### DATASET EXTRACT

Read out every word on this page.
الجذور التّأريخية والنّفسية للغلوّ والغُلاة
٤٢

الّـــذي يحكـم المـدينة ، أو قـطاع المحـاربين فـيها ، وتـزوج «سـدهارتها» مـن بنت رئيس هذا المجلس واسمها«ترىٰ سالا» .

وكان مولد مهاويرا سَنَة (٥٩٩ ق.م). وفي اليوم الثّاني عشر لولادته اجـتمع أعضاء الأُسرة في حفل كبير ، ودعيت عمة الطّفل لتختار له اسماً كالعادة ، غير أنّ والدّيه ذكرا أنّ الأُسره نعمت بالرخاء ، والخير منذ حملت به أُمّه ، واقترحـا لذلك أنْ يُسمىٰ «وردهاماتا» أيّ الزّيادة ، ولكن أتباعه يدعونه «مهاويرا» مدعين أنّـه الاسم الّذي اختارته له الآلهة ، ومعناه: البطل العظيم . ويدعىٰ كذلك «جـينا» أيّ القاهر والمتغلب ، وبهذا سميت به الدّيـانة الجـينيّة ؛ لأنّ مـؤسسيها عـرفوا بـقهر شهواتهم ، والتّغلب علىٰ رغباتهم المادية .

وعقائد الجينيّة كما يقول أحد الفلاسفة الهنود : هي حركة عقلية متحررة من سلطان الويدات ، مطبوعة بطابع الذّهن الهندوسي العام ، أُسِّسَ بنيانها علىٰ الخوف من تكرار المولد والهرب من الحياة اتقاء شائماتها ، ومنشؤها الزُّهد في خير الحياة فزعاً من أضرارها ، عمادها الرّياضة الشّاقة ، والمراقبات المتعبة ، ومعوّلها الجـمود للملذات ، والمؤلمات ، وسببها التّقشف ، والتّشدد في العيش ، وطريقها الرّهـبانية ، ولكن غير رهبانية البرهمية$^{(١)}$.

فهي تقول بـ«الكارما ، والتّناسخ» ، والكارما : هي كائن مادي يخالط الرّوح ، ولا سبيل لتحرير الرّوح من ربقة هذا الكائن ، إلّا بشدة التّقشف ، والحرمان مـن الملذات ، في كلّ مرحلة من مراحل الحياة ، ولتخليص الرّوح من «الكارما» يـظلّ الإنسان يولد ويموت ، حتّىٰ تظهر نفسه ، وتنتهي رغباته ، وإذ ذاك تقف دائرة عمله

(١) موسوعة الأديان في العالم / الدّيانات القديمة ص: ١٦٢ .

######

Repeat back the data above, exact to the last character.

Read out every word on this page.
الجذور التّأريخية والنّفسية للغلوّ والغُلاة
٤٢

الّـــذي يحكـم المـدينة ، أو قـطاع المحـاربين فـيها ، وتـزوج «سـدهارتها» مـن بنت رئيس هذا المجلس واسمها«ترىٰ سالا» .

وكان مولد مهاويرا سَنَة (٥٩٩ ق.م). وفي اليوم الثّاني عشر لولادته اجـتمع أعضاء الأُسرة في حفل كبير ، ودعيت عمة الطّفل لتختار له اسماً كالعادة ، غير أنّ والدّيه ذكرا أنّ الأُسره نعمت بالرخاء ، والخير منذ حملت به أُمّه ، واقترحـا لذلك أنْ يُسمىٰ «وردهاماتا» أيّ الزّيادة ، ولكن أتباعه يدعونه «مهاويرا» مدعين أنّـه الاسم الّذي اختارته له الآلهة ، ومعناه: البطل العظيم . ويدعىٰ كذلك «جـينا» أيّ القاهر والمتغلب ، وبهذا سميت به الدّيـانة الجـينيّة ؛ لأنّ مـؤسسيها عـرفوا بـقهر شهواتهم ، والتّغلب علىٰ رغباتهم المادية .

وعقائد الجينيّة كما يقول أحد الفلاسفة الهنود : هي حركة عقلية متحررة من سلطان الويدات ، مطبوعة بطابع الذّهن الهندوسي العام ، أُسِّسَ بنيانها علىٰ الخوف من تكرار المولد والهرب من الحياة اتقاء شائماتها ، ومنشؤها الزُّهد في خير الحياة فزعاً من أضرارها ، عمادها الرّياضة الشّاقة ، والمراقبات المتعبة ، ومعوّلها الجـمود للملذات ، والمؤلمات ، وسببها التّقشف ، والتّشدد في العيش ، وطريقها الرّهـبانية ، ولكن غير رهبانية البرهمية$^{(١)}$.

فهي تقول بـ«الكارما ، والتّناسخ» ، والكارما : هي كائن مادي يخالط الرّوح ، ولا سبيل لتحرير الرّوح من ربقة هذا الكائن ، إلّا بشدة التّقشف ، والحرمان مـن الملذات ، في كلّ مرحلة من مراحل الحياة ، ولتخليص الرّوح من «الكارما» يـظلّ الإنسان يولد ويموت ، حتّىٰ تظهر نفسه ، وتنتهي رغباته ، وإذ ذاك تقف دائرة عمله

(١) موسوعة الأديان في العالم / الدّيانات القديمة ص: ١٦٢ .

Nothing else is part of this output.